Records from a data source
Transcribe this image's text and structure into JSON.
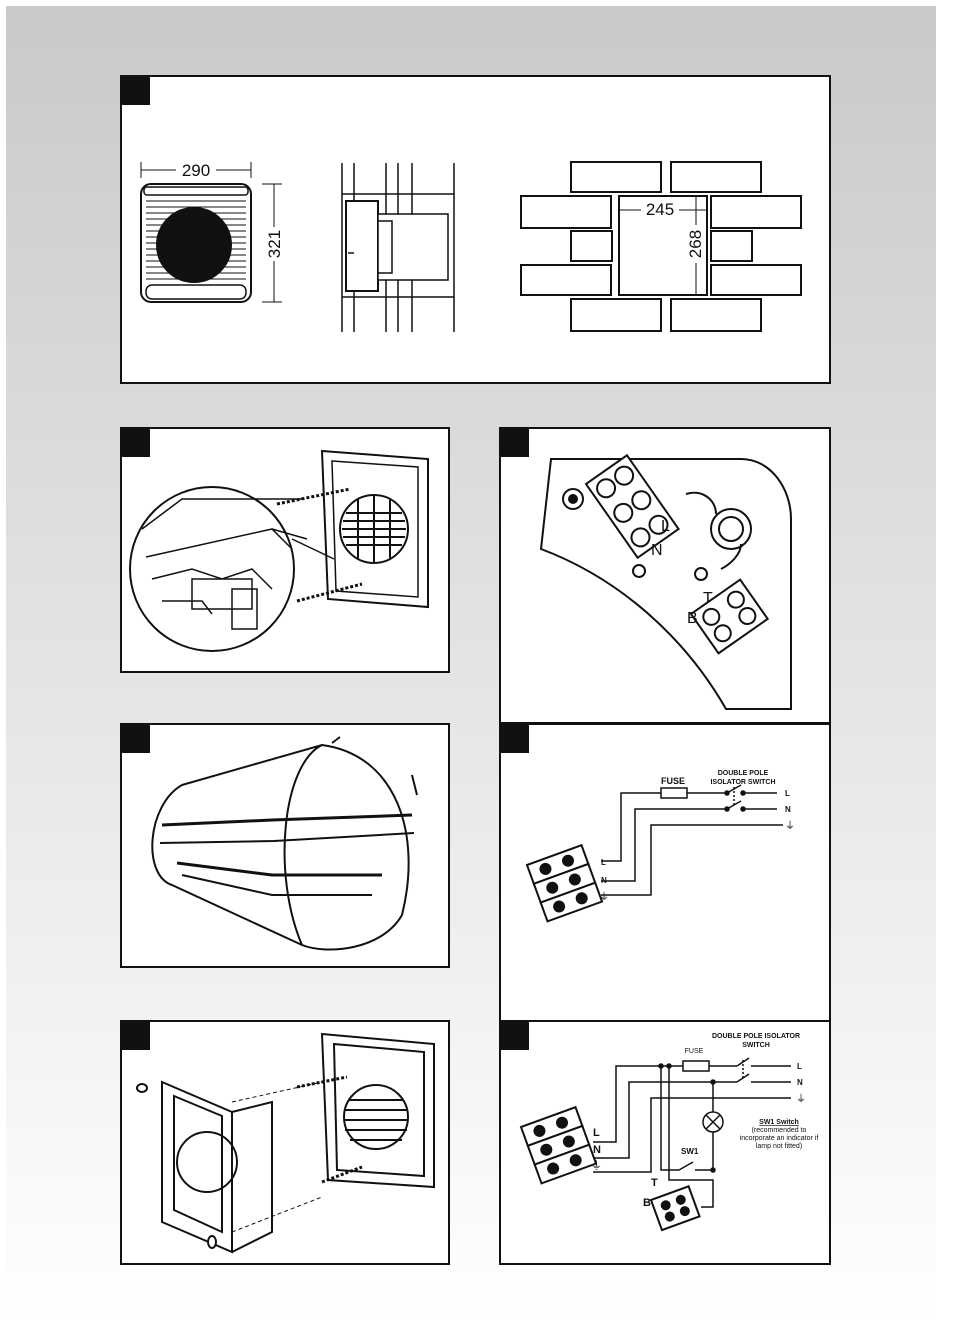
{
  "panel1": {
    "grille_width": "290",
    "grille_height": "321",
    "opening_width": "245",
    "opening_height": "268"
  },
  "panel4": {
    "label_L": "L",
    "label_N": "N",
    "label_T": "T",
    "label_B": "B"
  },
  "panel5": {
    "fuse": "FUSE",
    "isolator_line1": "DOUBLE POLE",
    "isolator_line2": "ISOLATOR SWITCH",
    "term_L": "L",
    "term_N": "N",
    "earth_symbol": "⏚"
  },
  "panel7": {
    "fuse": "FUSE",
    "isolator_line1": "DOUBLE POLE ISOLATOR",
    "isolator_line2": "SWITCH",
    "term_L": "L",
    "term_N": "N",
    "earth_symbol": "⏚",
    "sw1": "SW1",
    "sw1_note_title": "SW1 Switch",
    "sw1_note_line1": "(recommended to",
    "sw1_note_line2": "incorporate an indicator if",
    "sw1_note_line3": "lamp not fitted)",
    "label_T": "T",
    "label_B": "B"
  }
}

Exercise instructions
Of the lines in this listing, how many contain "DOUBLE"? Reply with the number and nothing more.

Solution to this task
2